• _Provided entries_
—————
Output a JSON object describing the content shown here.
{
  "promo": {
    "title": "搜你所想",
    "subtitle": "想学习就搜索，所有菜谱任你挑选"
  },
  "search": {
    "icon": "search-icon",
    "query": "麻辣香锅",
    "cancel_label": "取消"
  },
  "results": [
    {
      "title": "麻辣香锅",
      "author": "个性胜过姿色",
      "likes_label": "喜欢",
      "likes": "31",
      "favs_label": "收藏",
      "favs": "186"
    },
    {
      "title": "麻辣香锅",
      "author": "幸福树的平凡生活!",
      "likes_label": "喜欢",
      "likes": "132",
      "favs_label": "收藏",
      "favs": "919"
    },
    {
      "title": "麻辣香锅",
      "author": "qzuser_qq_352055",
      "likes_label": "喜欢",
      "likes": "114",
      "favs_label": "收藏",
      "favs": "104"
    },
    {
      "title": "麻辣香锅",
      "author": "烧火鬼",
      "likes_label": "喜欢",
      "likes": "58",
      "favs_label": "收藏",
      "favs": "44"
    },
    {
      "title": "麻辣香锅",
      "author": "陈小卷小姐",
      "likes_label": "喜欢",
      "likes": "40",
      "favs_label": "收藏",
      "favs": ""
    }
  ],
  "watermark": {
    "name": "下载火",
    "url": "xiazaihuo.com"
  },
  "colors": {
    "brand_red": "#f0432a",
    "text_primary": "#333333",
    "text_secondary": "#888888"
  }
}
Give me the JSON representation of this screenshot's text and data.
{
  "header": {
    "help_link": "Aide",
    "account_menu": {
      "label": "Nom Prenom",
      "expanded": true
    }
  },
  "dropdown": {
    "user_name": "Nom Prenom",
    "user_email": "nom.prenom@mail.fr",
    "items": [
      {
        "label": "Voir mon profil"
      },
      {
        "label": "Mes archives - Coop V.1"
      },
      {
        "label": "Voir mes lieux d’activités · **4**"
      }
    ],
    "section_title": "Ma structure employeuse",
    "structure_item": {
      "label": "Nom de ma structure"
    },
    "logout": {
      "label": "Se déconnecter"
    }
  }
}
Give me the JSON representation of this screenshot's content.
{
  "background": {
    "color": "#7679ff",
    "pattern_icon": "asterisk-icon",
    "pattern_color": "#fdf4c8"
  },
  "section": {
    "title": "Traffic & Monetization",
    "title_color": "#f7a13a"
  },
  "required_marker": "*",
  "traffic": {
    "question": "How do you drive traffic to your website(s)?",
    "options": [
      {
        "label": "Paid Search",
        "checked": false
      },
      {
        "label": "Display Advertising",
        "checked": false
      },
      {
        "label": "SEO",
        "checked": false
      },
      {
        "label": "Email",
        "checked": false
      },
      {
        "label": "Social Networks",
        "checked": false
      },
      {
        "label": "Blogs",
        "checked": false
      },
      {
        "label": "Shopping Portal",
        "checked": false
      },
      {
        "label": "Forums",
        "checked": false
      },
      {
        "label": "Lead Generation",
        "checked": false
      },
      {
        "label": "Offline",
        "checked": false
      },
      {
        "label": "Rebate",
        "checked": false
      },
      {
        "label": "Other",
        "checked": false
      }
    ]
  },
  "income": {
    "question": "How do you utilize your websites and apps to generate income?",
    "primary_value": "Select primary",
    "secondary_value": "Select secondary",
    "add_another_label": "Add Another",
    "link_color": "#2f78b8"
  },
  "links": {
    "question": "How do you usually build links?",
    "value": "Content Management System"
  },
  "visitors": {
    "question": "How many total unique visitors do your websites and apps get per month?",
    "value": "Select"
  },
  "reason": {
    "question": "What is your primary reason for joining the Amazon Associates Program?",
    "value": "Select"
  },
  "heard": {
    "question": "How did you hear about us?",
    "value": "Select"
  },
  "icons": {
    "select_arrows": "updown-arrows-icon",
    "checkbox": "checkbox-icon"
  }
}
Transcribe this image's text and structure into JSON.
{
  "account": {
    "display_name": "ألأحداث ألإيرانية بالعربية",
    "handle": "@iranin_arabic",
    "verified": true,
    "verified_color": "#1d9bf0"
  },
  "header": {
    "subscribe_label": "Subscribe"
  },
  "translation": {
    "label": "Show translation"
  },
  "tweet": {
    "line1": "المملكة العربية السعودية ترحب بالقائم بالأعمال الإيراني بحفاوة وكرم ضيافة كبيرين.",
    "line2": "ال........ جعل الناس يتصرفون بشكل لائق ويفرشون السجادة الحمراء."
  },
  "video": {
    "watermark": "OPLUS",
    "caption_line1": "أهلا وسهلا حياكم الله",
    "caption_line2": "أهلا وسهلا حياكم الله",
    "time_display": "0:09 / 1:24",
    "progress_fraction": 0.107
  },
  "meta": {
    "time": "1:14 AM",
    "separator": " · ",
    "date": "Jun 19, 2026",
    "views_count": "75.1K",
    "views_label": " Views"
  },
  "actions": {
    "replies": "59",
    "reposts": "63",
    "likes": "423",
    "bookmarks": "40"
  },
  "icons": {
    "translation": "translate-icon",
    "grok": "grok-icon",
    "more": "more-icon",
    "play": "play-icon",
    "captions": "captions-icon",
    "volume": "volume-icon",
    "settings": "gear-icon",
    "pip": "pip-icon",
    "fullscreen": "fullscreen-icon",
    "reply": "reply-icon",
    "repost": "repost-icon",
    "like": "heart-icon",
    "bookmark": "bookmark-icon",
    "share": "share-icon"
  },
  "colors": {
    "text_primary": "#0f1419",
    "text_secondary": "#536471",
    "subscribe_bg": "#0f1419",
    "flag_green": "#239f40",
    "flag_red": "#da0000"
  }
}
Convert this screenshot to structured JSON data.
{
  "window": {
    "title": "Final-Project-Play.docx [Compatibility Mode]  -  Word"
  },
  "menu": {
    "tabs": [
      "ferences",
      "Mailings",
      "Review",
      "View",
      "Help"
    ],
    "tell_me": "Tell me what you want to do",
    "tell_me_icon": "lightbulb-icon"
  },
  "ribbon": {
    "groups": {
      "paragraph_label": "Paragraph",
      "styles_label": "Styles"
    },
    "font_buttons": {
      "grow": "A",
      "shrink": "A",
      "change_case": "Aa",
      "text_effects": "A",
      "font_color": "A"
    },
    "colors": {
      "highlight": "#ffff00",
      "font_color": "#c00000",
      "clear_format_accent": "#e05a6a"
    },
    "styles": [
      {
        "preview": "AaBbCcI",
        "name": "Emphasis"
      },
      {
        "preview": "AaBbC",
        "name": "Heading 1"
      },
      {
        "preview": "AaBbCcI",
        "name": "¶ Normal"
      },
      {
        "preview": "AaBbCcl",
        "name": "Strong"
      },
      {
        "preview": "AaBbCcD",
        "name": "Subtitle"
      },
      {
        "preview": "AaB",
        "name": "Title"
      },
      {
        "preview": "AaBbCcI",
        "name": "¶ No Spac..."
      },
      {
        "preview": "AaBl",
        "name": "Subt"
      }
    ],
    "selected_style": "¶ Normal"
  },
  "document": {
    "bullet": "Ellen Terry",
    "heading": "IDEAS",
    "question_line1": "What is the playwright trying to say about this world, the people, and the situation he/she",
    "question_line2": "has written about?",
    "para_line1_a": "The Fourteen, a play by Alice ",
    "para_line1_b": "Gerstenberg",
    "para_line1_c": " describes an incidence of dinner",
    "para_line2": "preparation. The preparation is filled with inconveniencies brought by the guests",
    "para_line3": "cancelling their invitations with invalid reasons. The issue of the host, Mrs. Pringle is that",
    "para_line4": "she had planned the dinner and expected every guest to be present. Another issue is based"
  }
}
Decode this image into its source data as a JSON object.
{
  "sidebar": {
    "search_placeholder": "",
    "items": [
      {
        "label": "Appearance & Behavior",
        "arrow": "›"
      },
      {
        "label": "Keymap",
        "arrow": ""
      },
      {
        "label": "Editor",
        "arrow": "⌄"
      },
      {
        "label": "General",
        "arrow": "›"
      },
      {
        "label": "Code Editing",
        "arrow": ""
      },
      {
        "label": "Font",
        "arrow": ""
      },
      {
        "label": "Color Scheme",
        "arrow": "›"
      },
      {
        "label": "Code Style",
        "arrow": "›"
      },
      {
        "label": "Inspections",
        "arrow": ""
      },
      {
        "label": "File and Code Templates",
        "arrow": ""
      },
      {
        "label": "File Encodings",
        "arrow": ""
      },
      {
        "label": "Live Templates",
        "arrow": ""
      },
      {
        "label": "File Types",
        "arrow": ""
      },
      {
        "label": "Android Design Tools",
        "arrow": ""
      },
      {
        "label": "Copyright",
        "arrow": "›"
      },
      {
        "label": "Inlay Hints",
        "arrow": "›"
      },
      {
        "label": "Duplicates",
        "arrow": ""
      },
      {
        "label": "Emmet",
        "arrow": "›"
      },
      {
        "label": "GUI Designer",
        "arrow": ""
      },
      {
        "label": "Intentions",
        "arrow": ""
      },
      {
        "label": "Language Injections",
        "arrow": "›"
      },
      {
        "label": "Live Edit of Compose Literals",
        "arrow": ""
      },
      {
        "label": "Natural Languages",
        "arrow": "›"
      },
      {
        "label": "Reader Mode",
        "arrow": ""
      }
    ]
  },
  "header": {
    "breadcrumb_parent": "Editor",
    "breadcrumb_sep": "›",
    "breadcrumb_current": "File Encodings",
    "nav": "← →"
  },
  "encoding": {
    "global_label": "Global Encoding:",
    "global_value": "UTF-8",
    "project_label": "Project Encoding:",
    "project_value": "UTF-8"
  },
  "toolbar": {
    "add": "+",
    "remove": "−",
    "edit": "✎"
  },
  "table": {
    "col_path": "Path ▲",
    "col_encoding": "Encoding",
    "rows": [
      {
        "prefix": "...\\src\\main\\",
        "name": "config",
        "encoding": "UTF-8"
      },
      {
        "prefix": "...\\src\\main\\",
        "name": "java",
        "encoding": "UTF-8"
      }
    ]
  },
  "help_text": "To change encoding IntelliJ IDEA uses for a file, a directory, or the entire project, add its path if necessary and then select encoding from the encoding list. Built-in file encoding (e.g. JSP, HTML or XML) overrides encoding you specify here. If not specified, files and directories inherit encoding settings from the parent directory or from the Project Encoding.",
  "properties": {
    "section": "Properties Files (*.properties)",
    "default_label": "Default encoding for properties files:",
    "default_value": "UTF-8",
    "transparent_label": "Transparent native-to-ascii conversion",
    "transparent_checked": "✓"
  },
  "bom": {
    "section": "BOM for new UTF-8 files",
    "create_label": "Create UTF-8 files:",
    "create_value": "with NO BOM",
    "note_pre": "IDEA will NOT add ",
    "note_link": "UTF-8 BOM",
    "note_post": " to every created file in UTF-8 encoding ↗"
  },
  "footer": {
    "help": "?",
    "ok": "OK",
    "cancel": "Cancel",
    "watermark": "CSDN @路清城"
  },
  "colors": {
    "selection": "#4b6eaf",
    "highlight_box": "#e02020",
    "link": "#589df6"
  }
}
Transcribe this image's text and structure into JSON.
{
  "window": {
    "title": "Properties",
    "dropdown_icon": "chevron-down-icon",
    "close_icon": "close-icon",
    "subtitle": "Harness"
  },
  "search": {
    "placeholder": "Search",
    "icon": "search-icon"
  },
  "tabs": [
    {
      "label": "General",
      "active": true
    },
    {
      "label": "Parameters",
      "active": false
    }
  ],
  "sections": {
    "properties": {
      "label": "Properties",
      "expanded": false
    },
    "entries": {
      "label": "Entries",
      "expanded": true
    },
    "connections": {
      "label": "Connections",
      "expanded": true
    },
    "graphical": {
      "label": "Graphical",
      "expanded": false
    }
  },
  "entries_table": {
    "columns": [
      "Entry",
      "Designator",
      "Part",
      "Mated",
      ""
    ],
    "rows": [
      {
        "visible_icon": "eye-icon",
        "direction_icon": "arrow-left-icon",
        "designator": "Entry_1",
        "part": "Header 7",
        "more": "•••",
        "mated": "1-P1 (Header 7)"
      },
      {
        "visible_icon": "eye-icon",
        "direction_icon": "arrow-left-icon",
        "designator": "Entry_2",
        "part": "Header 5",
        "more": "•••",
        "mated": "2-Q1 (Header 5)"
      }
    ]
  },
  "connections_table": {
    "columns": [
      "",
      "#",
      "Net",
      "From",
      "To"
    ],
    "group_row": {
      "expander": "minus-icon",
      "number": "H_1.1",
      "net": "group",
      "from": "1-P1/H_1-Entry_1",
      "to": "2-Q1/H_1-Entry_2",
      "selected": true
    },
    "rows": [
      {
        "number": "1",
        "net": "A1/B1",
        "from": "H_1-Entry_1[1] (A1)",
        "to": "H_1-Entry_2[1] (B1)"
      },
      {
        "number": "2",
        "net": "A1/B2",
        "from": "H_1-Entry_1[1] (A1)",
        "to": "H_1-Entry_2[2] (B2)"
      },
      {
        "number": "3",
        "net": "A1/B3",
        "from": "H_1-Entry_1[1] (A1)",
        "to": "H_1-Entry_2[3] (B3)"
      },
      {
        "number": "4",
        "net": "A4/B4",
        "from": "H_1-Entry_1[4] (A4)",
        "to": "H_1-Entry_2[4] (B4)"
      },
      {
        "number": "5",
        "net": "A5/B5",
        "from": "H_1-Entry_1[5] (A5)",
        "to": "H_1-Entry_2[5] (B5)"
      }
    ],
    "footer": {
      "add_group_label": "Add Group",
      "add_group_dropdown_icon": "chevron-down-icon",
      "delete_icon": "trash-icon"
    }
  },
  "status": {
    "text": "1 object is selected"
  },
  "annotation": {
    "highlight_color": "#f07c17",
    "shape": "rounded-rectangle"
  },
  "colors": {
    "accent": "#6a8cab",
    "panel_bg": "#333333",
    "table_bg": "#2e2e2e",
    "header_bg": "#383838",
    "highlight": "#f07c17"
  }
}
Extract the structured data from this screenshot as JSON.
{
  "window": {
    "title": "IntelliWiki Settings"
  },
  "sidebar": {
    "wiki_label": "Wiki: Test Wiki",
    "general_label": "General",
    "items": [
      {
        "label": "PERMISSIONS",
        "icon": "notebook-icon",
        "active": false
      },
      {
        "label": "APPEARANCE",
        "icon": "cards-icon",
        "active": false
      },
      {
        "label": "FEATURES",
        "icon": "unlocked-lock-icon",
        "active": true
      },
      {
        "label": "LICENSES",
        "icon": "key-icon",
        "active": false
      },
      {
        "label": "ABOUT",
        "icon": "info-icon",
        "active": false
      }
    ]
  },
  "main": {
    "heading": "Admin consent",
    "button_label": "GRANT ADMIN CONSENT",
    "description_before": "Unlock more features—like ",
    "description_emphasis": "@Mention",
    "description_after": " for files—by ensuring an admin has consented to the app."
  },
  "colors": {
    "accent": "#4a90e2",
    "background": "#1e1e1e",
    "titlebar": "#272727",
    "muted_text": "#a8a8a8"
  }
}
—————
Return each line in the records that holds the string "visitors".

  "visitors": {
    "question": "How many total unique visitors do your websites and apps get per month?",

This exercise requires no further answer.